→ Dataset rows
* start *

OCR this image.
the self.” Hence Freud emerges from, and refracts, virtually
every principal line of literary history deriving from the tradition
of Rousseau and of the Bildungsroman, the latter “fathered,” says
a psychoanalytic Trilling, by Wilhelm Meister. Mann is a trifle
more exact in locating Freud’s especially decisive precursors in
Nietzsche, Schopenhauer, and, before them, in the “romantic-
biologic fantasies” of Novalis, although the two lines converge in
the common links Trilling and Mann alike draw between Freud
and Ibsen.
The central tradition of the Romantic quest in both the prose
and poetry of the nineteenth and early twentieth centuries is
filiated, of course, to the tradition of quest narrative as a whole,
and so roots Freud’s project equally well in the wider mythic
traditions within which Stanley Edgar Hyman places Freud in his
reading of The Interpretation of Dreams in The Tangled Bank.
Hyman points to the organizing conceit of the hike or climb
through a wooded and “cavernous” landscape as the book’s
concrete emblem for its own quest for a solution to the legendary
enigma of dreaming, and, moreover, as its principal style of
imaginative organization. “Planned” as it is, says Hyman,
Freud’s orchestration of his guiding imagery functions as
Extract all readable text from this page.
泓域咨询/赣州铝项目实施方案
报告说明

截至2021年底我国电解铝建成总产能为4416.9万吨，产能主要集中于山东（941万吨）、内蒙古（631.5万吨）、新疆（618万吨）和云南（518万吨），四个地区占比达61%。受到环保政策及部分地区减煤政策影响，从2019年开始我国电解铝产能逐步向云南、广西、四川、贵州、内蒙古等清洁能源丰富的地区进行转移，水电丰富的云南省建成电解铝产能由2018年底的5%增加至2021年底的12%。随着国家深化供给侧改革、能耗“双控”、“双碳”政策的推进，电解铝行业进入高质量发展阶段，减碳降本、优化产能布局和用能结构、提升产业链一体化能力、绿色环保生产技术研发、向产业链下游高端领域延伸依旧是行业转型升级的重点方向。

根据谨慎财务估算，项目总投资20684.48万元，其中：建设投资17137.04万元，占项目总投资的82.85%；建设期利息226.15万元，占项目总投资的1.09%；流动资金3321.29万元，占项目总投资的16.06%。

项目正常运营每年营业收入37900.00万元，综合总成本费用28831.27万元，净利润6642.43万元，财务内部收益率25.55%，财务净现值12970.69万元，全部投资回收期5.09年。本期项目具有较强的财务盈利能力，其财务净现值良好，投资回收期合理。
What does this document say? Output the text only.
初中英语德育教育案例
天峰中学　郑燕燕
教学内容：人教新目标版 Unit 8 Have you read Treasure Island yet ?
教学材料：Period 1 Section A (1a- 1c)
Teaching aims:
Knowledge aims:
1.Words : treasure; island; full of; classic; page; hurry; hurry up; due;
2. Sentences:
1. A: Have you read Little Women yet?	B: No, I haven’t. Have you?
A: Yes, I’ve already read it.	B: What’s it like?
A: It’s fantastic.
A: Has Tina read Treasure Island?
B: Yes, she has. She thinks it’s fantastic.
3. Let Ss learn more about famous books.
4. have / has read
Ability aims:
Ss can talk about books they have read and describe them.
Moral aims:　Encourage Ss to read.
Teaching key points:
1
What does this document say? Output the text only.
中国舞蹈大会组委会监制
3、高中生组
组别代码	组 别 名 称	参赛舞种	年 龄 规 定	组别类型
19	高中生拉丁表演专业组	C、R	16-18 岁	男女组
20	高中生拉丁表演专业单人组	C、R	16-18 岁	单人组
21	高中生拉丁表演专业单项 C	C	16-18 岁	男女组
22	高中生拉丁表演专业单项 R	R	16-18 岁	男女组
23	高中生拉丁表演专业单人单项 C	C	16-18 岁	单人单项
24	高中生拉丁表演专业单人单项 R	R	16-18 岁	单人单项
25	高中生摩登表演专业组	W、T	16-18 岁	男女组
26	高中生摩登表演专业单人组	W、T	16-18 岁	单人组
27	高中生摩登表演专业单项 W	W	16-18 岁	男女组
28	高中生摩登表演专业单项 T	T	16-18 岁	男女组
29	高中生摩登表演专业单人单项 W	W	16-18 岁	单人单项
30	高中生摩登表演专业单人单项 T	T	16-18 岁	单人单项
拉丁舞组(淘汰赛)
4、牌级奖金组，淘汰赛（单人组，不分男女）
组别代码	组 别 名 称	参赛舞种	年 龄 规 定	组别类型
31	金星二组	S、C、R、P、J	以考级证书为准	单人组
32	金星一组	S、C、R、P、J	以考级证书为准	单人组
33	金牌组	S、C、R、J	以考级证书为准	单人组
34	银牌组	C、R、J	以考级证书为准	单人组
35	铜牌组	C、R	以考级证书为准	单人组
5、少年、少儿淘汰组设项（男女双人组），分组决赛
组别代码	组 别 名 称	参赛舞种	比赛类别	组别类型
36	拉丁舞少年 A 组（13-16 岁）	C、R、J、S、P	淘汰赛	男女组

* end *

→ Stated exercise
Copy out each record exactly as given, omitting none.

→ Finished exercise
OCR this image.
the self.” Hence Freud emerges from, and refracts, virtually
every principal line of literary history deriving from the tradition
of Rousseau and of the Bildungsroman, the latter “fathered,” says
a psychoanalytic Trilling, by Wilhelm Meister. Mann is a trifle
more exact in locating Freud’s especially decisive precursors in
Nietzsche, Schopenhauer, and, before them, in the “romantic-
biologic fantasies” of Novalis, although the two lines converge in
the common links Trilling and Mann alike draw between Freud
and Ibsen.
The central tradition of the Romantic quest in both the prose
and poetry of the nineteenth and early twentieth centuries is
filiated, of course, to the tradition of quest narrative as a whole,
and so roots Freud’s project equally well in the wider mythic
traditions within which Stanley Edgar Hyman places Freud in his
reading of The Interpretation of Dreams in The Tangled Bank.
Hyman points to the organizing conceit of the hike or climb
through a wooded and “cavernous” landscape as the book’s
concrete emblem for its own quest for a solution to the legendary
enigma of dreaming, and, moreover, as its principal style of
imaginative organization. “Planned” as it is, says Hyman,
Freud’s orchestration of his guiding imagery functions as
Extract all readable text from this page.
泓域咨询/赣州铝项目实施方案
报告说明

截至2021年底我国电解铝建成总产能为4416.9万吨，产能主要集中于山东（941万吨）、内蒙古（631.5万吨）、新疆（618万吨）和云南（518万吨），四个地区占比达61%。受到环保政策及部分地区减煤政策影响，从2019年开始我国电解铝产能逐步向云南、广西、四川、贵州、内蒙古等清洁能源丰富的地区进行转移，水电丰富的云南省建成电解铝产能由2018年底的5%增加至2021年底的12%。随着国家深化供给侧改革、能耗“双控”、“双碳”政策的推进，电解铝行业进入高质量发展阶段，减碳降本、优化产能布局和用能结构、提升产业链一体化能力、绿色环保生产技术研发、向产业链下游高端领域延伸依旧是行业转型升级的重点方向。

根据谨慎财务估算，项目总投资20684.48万元，其中：建设投资17137.04万元，占项目总投资的82.85%；建设期利息226.15万元，占项目总投资的1.09%；流动资金3321.29万元，占项目总投资的16.06%。

项目正常运营每年营业收入37900.00万元，综合总成本费用28831.27万元，净利润6642.43万元，财务内部收益率25.55%，财务净现值12970.69万元，全部投资回收期5.09年。本期项目具有较强的财务盈利能力，其财务净现值良好，投资回收期合理。
What does this document say? Output the text only.
初中英语德育教育案例
天峰中学　郑燕燕
教学内容：人教新目标版 Unit 8 Have you read Treasure Island yet ?
教学材料：Period 1 Section A (1a- 1c)
Teaching aims:
Knowledge aims:
1.Words : treasure; island; full of; classic; page; hurry; hurry up; due;
2. Sentences:
1. A: Have you read Little Women yet?	B: No, I haven’t. Have you?
A: Yes, I’ve already read it.	B: What’s it like?
A: It’s fantastic.
A: Has Tina read Treasure Island?
B: Yes, she has. She thinks it’s fantastic.
3. Let Ss learn more about famous books.
4. have / has read
Ability aims:
Ss can talk about books they have read and describe them.
Moral aims:　Encourage Ss to read.
Teaching key points:
1
What does this document say? Output the text only.
中国舞蹈大会组委会监制
3、高中生组
组别代码	组 别 名 称	参赛舞种	年 龄 规 定	组别类型
19	高中生拉丁表演专业组	C、R	16-18 岁	男女组
20	高中生拉丁表演专业单人组	C、R	16-18 岁	单人组
21	高中生拉丁表演专业单项 C	C	16-18 岁	男女组
22	高中生拉丁表演专业单项 R	R	16-18 岁	男女组
23	高中生拉丁表演专业单人单项 C	C	16-18 岁	单人单项
24	高中生拉丁表演专业单人单项 R	R	16-18 岁	单人单项
25	高中生摩登表演专业组	W、T	16-18 岁	男女组
26	高中生摩登表演专业单人组	W、T	16-18 岁	单人组
27	高中生摩登表演专业单项 W	W	16-18 岁	男女组
28	高中生摩登表演专业单项 T	T	16-18 岁	男女组
29	高中生摩登表演专业单人单项 W	W	16-18 岁	单人单项
30	高中生摩登表演专业单人单项 T	T	16-18 岁	单人单项
拉丁舞组(淘汰赛)
4、牌级奖金组，淘汰赛（单人组，不分男女）
组别代码	组 别 名 称	参赛舞种	年 龄 规 定	组别类型
31	金星二组	S、C、R、P、J	以考级证书为准	单人组
32	金星一组	S、C、R、P、J	以考级证书为准	单人组
33	金牌组	S、C、R、J	以考级证书为准	单人组
34	银牌组	C、R、J	以考级证书为准	单人组
35	铜牌组	C、R	以考级证书为准	单人组
5、少年、少儿淘汰组设项（男女双人组），分组决赛
组别代码	组 别 名 称	参赛舞种	比赛类别	组别类型
36	拉丁舞少年 A 组（13-16 岁）	C、R、J、S、P	淘汰赛	男女组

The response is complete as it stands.